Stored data
____
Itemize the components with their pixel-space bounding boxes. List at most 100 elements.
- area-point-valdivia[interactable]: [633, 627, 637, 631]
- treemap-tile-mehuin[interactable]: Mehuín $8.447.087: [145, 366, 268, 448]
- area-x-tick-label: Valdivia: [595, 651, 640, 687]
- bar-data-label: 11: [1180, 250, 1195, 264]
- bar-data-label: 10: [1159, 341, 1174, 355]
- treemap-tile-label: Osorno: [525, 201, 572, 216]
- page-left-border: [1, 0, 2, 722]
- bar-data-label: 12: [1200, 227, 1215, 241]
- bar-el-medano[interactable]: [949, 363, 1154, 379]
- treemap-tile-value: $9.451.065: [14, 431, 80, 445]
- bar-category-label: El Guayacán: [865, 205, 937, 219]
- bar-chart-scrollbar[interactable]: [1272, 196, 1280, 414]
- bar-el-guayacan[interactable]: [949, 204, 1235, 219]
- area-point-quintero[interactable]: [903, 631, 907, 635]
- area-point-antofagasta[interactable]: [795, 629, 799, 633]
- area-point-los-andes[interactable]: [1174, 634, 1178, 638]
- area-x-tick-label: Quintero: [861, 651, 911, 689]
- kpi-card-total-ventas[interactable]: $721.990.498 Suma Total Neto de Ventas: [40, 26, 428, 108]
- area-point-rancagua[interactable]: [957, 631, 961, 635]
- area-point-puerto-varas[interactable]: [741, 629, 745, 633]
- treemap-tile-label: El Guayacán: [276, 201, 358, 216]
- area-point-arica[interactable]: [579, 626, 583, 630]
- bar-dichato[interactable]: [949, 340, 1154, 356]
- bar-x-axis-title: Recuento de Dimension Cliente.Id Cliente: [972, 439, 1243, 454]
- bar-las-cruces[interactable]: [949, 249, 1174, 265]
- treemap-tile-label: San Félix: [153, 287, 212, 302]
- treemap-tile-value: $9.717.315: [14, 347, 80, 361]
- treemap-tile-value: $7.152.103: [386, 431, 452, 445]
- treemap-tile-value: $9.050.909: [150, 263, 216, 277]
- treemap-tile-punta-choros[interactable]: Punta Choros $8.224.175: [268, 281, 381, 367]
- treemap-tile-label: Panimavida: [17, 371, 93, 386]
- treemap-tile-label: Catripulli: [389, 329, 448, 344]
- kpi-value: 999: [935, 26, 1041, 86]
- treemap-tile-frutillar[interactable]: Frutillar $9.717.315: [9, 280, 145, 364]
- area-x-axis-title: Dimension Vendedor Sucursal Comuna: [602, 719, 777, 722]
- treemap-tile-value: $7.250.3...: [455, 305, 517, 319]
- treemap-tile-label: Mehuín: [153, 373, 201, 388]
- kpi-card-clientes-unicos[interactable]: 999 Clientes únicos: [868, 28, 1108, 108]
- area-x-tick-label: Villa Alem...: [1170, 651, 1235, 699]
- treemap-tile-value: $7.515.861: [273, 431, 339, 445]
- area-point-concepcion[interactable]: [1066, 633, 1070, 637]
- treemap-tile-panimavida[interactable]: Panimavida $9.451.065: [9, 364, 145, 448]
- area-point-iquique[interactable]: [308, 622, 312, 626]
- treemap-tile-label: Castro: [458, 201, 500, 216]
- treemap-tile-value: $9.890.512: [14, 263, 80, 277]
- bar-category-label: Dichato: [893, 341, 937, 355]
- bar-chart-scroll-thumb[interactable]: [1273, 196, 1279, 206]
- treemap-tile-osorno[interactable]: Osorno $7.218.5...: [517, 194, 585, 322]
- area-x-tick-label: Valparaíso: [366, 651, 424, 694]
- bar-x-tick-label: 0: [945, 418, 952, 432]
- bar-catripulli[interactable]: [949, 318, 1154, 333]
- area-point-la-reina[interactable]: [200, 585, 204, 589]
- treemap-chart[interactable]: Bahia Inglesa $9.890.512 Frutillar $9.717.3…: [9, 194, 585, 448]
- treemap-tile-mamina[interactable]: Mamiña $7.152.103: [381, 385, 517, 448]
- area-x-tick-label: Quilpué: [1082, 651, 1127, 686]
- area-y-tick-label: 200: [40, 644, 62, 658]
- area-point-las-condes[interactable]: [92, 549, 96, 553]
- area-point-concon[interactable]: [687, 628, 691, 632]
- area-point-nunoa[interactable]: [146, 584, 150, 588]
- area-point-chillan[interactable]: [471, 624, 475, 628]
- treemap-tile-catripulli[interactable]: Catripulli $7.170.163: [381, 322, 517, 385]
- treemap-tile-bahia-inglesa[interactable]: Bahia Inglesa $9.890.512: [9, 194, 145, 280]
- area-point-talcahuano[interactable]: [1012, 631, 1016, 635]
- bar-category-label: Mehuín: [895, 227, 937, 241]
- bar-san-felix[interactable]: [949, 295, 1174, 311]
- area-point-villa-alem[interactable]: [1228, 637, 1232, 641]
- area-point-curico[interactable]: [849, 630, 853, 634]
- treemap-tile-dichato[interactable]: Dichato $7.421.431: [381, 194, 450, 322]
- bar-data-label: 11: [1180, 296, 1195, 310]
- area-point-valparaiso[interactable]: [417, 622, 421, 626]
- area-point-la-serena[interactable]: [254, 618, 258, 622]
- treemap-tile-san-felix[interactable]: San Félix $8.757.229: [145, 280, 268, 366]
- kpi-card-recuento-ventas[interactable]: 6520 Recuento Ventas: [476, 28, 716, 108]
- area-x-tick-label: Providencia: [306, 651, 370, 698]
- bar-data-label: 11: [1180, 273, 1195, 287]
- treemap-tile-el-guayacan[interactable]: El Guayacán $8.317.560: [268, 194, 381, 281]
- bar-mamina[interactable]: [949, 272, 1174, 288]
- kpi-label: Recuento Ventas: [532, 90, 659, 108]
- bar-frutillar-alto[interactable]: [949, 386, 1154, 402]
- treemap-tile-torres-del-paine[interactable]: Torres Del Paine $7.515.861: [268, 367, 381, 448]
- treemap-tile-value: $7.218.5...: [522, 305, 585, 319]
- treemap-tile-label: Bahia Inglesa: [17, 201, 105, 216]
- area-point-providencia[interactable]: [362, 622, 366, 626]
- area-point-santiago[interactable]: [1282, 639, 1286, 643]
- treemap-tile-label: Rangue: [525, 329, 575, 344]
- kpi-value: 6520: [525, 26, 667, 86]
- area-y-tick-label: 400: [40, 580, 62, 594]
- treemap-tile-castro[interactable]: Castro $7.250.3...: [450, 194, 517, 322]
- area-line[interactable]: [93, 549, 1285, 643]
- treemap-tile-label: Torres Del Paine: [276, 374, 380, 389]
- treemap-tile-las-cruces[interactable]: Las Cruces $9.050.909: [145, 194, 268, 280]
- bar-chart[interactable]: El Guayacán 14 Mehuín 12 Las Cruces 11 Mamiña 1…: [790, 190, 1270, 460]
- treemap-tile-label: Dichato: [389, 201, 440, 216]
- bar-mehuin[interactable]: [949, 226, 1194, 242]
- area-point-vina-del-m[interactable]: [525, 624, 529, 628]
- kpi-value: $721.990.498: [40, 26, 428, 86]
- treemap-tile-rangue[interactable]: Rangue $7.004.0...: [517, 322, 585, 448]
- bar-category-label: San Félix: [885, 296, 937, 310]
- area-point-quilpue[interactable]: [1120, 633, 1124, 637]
____
■ Your task:
Please reproduce all of the data above word for word, leaving every line unchanged.

■ Answer for the task:
Itemize the components with their pixel-space bounding boxes. List at most 100 elements.
- area-point-valdivia[interactable]: [633, 627, 637, 631]
- treemap-tile-mehuin[interactable]: Mehuín $8.447.087: [145, 366, 268, 448]
- area-x-tick-label: Valdivia: [595, 651, 640, 687]
- bar-data-label: 11: [1180, 250, 1195, 264]
- bar-data-label: 10: [1159, 341, 1174, 355]
- treemap-tile-label: Osorno: [525, 201, 572, 216]
- page-left-border: [1, 0, 2, 722]
- bar-data-label: 12: [1200, 227, 1215, 241]
- bar-el-medano[interactable]: [949, 363, 1154, 379]
- treemap-tile-value: $9.451.065: [14, 431, 80, 445]
- bar-category-label: El Guayacán: [865, 205, 937, 219]
- bar-chart-scrollbar[interactable]: [1272, 196, 1280, 414]
- bar-el-guayacan[interactable]: [949, 204, 1235, 219]
- area-point-quintero[interactable]: [903, 631, 907, 635]
- area-point-antofagasta[interactable]: [795, 629, 799, 633]
- area-point-los-andes[interactable]: [1174, 634, 1178, 638]
- area-x-tick-label: Quintero: [861, 651, 911, 689]
- kpi-card-total-ventas[interactable]: $721.990.498 Suma Total Neto de Ventas: [40, 26, 428, 108]
- area-point-rancagua[interactable]: [957, 631, 961, 635]
- area-point-puerto-varas[interactable]: [741, 629, 745, 633]
- treemap-tile-label: El Guayacán: [276, 201, 358, 216]
- area-point-arica[interactable]: [579, 626, 583, 630]
- bar-dichato[interactable]: [949, 340, 1154, 356]
- bar-x-axis-title: Recuento de Dimension Cliente.Id Cliente: [972, 439, 1243, 454]
- bar-las-cruces[interactable]: [949, 249, 1174, 265]
- treemap-tile-label: San Félix: [153, 287, 212, 302]
- treemap-tile-value: $9.717.315: [14, 347, 80, 361]
- treemap-tile-value: $7.152.103: [386, 431, 452, 445]
- treemap-tile-value: $9.050.909: [150, 263, 216, 277]
- treemap-tile-punta-choros[interactable]: Punta Choros $8.224.175: [268, 281, 381, 367]
- treemap-tile-label: Panimavida: [17, 371, 93, 386]
- treemap-tile-label: Catripulli: [389, 329, 448, 344]
- kpi-value: 999: [935, 26, 1041, 86]
- treemap-tile-frutillar[interactable]: Frutillar $9.717.315: [9, 280, 145, 364]
- area-x-axis-title: Dimension Vendedor Sucursal Comuna: [602, 719, 777, 722]
- treemap-tile-value: $7.250.3...: [455, 305, 517, 319]
- treemap-tile-label: Mehuín: [153, 373, 201, 388]
- kpi-card-clientes-unicos[interactable]: 999 Clientes únicos: [868, 28, 1108, 108]
- area-x-tick-label: Villa Alem...: [1170, 651, 1235, 699]
- treemap-tile-value: $7.515.861: [273, 431, 339, 445]
- area-point-concepcion[interactable]: [1066, 633, 1070, 637]
- treemap-tile-panimavida[interactable]: Panimavida $9.451.065: [9, 364, 145, 448]
- area-point-iquique[interactable]: [308, 622, 312, 626]
- treemap-tile-label: Castro: [458, 201, 500, 216]
- treemap-tile-value: $9.890.512: [14, 263, 80, 277]
- bar-category-label: Dichato: [893, 341, 937, 355]
- bar-chart-scroll-thumb[interactable]: [1273, 196, 1279, 206]
- treemap-tile-osorno[interactable]: Osorno $7.218.5...: [517, 194, 585, 322]
- area-x-tick-label: Valparaíso: [366, 651, 424, 694]
- bar-x-tick-label: 0: [945, 418, 952, 432]
- bar-catripulli[interactable]: [949, 318, 1154, 333]
- area-point-la-reina[interactable]: [200, 585, 204, 589]
- treemap-chart[interactable]: Bahia Inglesa $9.890.512 Frutillar $9.717.3…: [9, 194, 585, 448]
- treemap-tile-mamina[interactable]: Mamiña $7.152.103: [381, 385, 517, 448]
- area-x-tick-label: Quilpué: [1082, 651, 1127, 686]
- area-y-tick-label: 200: [40, 644, 62, 658]
- area-point-las-condes[interactable]: [92, 549, 96, 553]
- area-point-concon[interactable]: [687, 628, 691, 632]
- area-point-nunoa[interactable]: [146, 584, 150, 588]
- area-point-chillan[interactable]: [471, 624, 475, 628]
- treemap-tile-catripulli[interactable]: Catripulli $7.170.163: [381, 322, 517, 385]
- treemap-tile-bahia-inglesa[interactable]: Bahia Inglesa $9.890.512: [9, 194, 145, 280]
- area-point-talcahuano[interactable]: [1012, 631, 1016, 635]
- bar-category-label: Mehuín: [895, 227, 937, 241]
- bar-san-felix[interactable]: [949, 295, 1174, 311]
- area-point-villa-alem[interactable]: [1228, 637, 1232, 641]
- area-point-curico[interactable]: [849, 630, 853, 634]
- treemap-tile-dichato[interactable]: Dichato $7.421.431: [381, 194, 450, 322]
- bar-data-label: 11: [1180, 296, 1195, 310]
- area-point-valparaiso[interactable]: [417, 622, 421, 626]
- area-point-la-serena[interactable]: [254, 618, 258, 622]
- treemap-tile-san-felix[interactable]: San Félix $8.757.229: [145, 280, 268, 366]
- kpi-card-recuento-ventas[interactable]: 6520 Recuento Ventas: [476, 28, 716, 108]
- area-x-tick-label: Providencia: [306, 651, 370, 698]
- bar-data-label: 11: [1180, 273, 1195, 287]
- treemap-tile-el-guayacan[interactable]: El Guayacán $8.317.560: [268, 194, 381, 281]
- bar-mamina[interactable]: [949, 272, 1174, 288]
- kpi-label: Recuento Ventas: [532, 90, 659, 108]
- bar-frutillar-alto[interactable]: [949, 386, 1154, 402]
- treemap-tile-torres-del-paine[interactable]: Torres Del Paine $7.515.861: [268, 367, 381, 448]
- treemap-tile-value: $7.218.5...: [522, 305, 585, 319]
- treemap-tile-label: Bahia Inglesa: [17, 201, 105, 216]
- area-point-providencia[interactable]: [362, 622, 366, 626]
- area-point-santiago[interactable]: [1282, 639, 1286, 643]
- treemap-tile-label: Rangue: [525, 329, 575, 344]
- kpi-value: 6520: [525, 26, 667, 86]
- area-y-tick-label: 400: [40, 580, 62, 594]
- treemap-tile-castro[interactable]: Castro $7.250.3...: [450, 194, 517, 322]
- area-line[interactable]: [93, 549, 1285, 643]
- treemap-tile-label: Torres Del Paine: [276, 374, 380, 389]
- treemap-tile-las-cruces[interactable]: Las Cruces $9.050.909: [145, 194, 268, 280]
- bar-chart[interactable]: El Guayacán 14 Mehuín 12 Las Cruces 11 Mamiña 1…: [790, 190, 1270, 460]
- treemap-tile-label: Dichato: [389, 201, 440, 216]
- bar-mehuin[interactable]: [949, 226, 1194, 242]
- area-point-vina-del-m[interactable]: [525, 624, 529, 628]
- kpi-value: $721.990.498: [40, 26, 428, 86]
- treemap-tile-rangue[interactable]: Rangue $7.004.0...: [517, 322, 585, 448]
- bar-category-label: San Félix: [885, 296, 937, 310]
- area-point-quilpue[interactable]: [1120, 633, 1124, 637]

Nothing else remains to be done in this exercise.